*Work instructions*. Each entry has to be copied exactly, with nothing missed.
---*---
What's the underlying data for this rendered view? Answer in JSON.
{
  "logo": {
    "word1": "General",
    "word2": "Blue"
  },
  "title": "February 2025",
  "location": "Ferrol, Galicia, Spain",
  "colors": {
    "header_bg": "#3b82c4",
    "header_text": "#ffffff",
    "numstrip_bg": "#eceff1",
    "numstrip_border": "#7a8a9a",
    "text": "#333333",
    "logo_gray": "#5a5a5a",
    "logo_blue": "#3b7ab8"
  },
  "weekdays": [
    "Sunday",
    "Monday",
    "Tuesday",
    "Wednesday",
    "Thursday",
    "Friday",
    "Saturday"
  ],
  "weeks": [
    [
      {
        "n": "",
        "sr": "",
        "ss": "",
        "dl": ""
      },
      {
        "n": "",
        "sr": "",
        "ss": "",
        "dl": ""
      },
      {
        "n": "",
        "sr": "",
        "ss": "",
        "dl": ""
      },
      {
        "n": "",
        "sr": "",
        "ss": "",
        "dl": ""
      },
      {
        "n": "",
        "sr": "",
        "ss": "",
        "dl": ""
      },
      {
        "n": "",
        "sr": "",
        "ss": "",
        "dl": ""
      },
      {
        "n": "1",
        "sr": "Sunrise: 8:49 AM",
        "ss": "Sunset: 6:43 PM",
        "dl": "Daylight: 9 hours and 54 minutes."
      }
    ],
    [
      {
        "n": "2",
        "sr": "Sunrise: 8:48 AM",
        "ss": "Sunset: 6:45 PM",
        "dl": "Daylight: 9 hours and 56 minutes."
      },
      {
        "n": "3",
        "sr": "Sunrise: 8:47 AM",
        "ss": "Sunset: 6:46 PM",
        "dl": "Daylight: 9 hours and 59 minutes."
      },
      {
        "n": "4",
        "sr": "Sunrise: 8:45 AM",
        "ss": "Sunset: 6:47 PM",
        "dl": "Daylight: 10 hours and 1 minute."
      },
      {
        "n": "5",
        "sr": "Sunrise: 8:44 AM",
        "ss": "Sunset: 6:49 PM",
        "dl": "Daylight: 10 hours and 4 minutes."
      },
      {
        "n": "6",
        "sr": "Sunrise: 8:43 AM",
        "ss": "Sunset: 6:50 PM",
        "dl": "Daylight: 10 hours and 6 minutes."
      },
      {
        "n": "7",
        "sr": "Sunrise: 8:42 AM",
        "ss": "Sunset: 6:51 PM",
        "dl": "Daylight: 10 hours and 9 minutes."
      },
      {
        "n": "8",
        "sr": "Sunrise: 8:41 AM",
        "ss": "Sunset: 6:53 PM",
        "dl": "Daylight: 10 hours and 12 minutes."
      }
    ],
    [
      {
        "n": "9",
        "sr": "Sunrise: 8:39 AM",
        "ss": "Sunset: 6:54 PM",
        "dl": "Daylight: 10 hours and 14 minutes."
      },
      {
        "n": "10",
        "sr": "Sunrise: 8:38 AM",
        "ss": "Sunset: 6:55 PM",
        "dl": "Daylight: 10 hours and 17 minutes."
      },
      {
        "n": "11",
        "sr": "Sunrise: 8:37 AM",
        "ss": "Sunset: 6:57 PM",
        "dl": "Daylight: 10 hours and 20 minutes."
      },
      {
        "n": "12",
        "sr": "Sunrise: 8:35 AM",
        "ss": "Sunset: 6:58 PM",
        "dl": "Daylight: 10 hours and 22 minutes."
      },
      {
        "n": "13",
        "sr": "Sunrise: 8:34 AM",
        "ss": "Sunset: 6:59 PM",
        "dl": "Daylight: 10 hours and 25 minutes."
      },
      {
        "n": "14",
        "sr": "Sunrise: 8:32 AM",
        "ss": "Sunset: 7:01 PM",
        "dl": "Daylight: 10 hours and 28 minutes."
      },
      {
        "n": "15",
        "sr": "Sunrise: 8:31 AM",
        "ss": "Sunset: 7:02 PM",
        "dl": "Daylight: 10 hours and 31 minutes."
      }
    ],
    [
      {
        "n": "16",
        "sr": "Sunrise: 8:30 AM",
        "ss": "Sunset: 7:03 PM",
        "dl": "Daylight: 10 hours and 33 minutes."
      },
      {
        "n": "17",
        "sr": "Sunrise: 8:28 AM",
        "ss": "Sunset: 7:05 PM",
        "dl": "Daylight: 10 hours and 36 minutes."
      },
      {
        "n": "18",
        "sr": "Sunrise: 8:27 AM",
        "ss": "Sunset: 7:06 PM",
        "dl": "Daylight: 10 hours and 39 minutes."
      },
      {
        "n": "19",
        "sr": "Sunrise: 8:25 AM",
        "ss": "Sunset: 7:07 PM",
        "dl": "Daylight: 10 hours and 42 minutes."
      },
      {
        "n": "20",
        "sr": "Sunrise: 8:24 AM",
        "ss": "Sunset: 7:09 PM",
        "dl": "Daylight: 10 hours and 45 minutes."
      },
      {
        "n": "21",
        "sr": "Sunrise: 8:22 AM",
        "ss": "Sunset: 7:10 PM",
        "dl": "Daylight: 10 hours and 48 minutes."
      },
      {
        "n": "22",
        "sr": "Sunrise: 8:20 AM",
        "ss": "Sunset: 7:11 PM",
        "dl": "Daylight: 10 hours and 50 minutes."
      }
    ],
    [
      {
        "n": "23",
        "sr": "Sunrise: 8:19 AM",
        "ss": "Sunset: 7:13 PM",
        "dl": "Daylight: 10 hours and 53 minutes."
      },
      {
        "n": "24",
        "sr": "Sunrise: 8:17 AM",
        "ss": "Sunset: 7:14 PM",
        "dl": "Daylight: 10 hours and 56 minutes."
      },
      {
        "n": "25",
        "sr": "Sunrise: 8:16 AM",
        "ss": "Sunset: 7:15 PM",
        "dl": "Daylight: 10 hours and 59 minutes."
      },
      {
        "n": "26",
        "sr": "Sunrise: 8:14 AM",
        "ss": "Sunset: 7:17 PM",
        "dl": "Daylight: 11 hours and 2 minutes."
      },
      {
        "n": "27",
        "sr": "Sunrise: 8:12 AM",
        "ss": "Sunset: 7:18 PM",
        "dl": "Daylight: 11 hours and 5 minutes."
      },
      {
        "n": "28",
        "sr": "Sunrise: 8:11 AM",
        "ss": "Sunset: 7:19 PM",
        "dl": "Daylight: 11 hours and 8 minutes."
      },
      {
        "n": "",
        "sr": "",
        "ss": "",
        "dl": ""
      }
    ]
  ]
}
---*---
*Complete output*.
What's the underlying data for this rendered view? Answer in JSON.
{
  "logo": {
    "word1": "General",
    "word2": "Blue"
  },
  "title": "February 2025",
  "location": "Ferrol, Galicia, Spain",
  "colors": {
    "header_bg": "#3b82c4",
    "header_text": "#ffffff",
    "numstrip_bg": "#eceff1",
    "numstrip_border": "#7a8a9a",
    "text": "#333333",
    "logo_gray": "#5a5a5a",
    "logo_blue": "#3b7ab8"
  },
  "weekdays": [
    "Sunday",
    "Monday",
    "Tuesday",
    "Wednesday",
    "Thursday",
    "Friday",
    "Saturday"
  ],
  "weeks": [
    [
      {
        "n": "",
        "sr": "",
        "ss": "",
        "dl": ""
      },
      {
        "n": "",
        "sr": "",
        "ss": "",
        "dl": ""
      },
      {
        "n": "",
        "sr": "",
        "ss": "",
        "dl": ""
      },
      {
        "n": "",
        "sr": "",
        "ss": "",
        "dl": ""
      },
      {
        "n": "",
        "sr": "",
        "ss": "",
        "dl": ""
      },
      {
        "n": "",
        "sr": "",
        "ss": "",
        "dl": ""
      },
      {
        "n": "1",
        "sr": "Sunrise: 8:49 AM",
        "ss": "Sunset: 6:43 PM",
        "dl": "Daylight: 9 hours and 54 minutes."
      }
    ],
    [
      {
        "n": "2",
        "sr": "Sunrise: 8:48 AM",
        "ss": "Sunset: 6:45 PM",
        "dl": "Daylight: 9 hours and 56 minutes."
      },
      {
        "n": "3",
        "sr": "Sunrise: 8:47 AM",
        "ss": "Sunset: 6:46 PM",
        "dl": "Daylight: 9 hours and 59 minutes."
      },
      {
        "n": "4",
        "sr": "Sunrise: 8:45 AM",
        "ss": "Sunset: 6:47 PM",
        "dl": "Daylight: 10 hours and 1 minute."
      },
      {
        "n": "5",
        "sr": "Sunrise: 8:44 AM",
        "ss": "Sunset: 6:49 PM",
        "dl": "Daylight: 10 hours and 4 minutes."
      },
      {
        "n": "6",
        "sr": "Sunrise: 8:43 AM",
        "ss": "Sunset: 6:50 PM",
        "dl": "Daylight: 10 hours and 6 minutes."
      },
      {
        "n": "7",
        "sr": "Sunrise: 8:42 AM",
        "ss": "Sunset: 6:51 PM",
        "dl": "Daylight: 10 hours and 9 minutes."
      },
      {
        "n": "8",
        "sr": "Sunrise: 8:41 AM",
        "ss": "Sunset: 6:53 PM",
        "dl": "Daylight: 10 hours and 12 minutes."
      }
    ],
    [
      {
        "n": "9",
        "sr": "Sunrise: 8:39 AM",
        "ss": "Sunset: 6:54 PM",
        "dl": "Daylight: 10 hours and 14 minutes."
      },
      {
        "n": "10",
        "sr": "Sunrise: 8:38 AM",
        "ss": "Sunset: 6:55 PM",
        "dl": "Daylight: 10 hours and 17 minutes."
      },
      {
        "n": "11",
        "sr": "Sunrise: 8:37 AM",
        "ss": "Sunset: 6:57 PM",
        "dl": "Daylight: 10 hours and 20 minutes."
      },
      {
        "n": "12",
        "sr": "Sunrise: 8:35 AM",
        "ss": "Sunset: 6:58 PM",
        "dl": "Daylight: 10 hours and 22 minutes."
      },
      {
        "n": "13",
        "sr": "Sunrise: 8:34 AM",
        "ss": "Sunset: 6:59 PM",
        "dl": "Daylight: 10 hours and 25 minutes."
      },
      {
        "n": "14",
        "sr": "Sunrise: 8:32 AM",
        "ss": "Sunset: 7:01 PM",
        "dl": "Daylight: 10 hours and 28 minutes."
      },
      {
        "n": "15",
        "sr": "Sunrise: 8:31 AM",
        "ss": "Sunset: 7:02 PM",
        "dl": "Daylight: 10 hours and 31 minutes."
      }
    ],
    [
      {
        "n": "16",
        "sr": "Sunrise: 8:30 AM",
        "ss": "Sunset: 7:03 PM",
        "dl": "Daylight: 10 hours and 33 minutes."
      },
      {
        "n": "17",
        "sr": "Sunrise: 8:28 AM",
        "ss": "Sunset: 7:05 PM",
        "dl": "Daylight: 10 hours and 36 minutes."
      },
      {
        "n": "18",
        "sr": "Sunrise: 8:27 AM",
        "ss": "Sunset: 7:06 PM",
        "dl": "Daylight: 10 hours and 39 minutes."
      },
      {
        "n": "19",
        "sr": "Sunrise: 8:25 AM",
        "ss": "Sunset: 7:07 PM",
        "dl": "Daylight: 10 hours and 42 minutes."
      },
      {
        "n": "20",
        "sr": "Sunrise: 8:24 AM",
        "ss": "Sunset: 7:09 PM",
        "dl": "Daylight: 10 hours and 45 minutes."
      },
      {
        "n": "21",
        "sr": "Sunrise: 8:22 AM",
        "ss": "Sunset: 7:10 PM",
        "dl": "Daylight: 10 hours and 48 minutes."
      },
      {
        "n": "22",
        "sr": "Sunrise: 8:20 AM",
        "ss": "Sunset: 7:11 PM",
        "dl": "Daylight: 10 hours and 50 minutes."
      }
    ],
    [
      {
        "n": "23",
        "sr": "Sunrise: 8:19 AM",
        "ss": "Sunset: 7:13 PM",
        "dl": "Daylight: 10 hours and 53 minutes."
      },
      {
        "n": "24",
        "sr": "Sunrise: 8:17 AM",
        "ss": "Sunset: 7:14 PM",
        "dl": "Daylight: 10 hours and 56 minutes."
      },
      {
        "n": "25",
        "sr": "Sunrise: 8:16 AM",
        "ss": "Sunset: 7:15 PM",
        "dl": "Daylight: 10 hours and 59 minutes."
      },
      {
        "n": "26",
        "sr": "Sunrise: 8:14 AM",
        "ss": "Sunset: 7:17 PM",
        "dl": "Daylight: 11 hours and 2 minutes."
      },
      {
        "n": "27",
        "sr": "Sunrise: 8:12 AM",
        "ss": "Sunset: 7:18 PM",
        "dl": "Daylight: 11 hours and 5 minutes."
      },
      {
        "n": "28",
        "sr": "Sunrise: 8:11 AM",
        "ss": "Sunset: 7:19 PM",
        "dl": "Daylight: 11 hours and 8 minutes."
      },
      {
        "n": "",
        "sr": "",
        "ss": "",
        "dl": ""
      }
    ]
  ]
}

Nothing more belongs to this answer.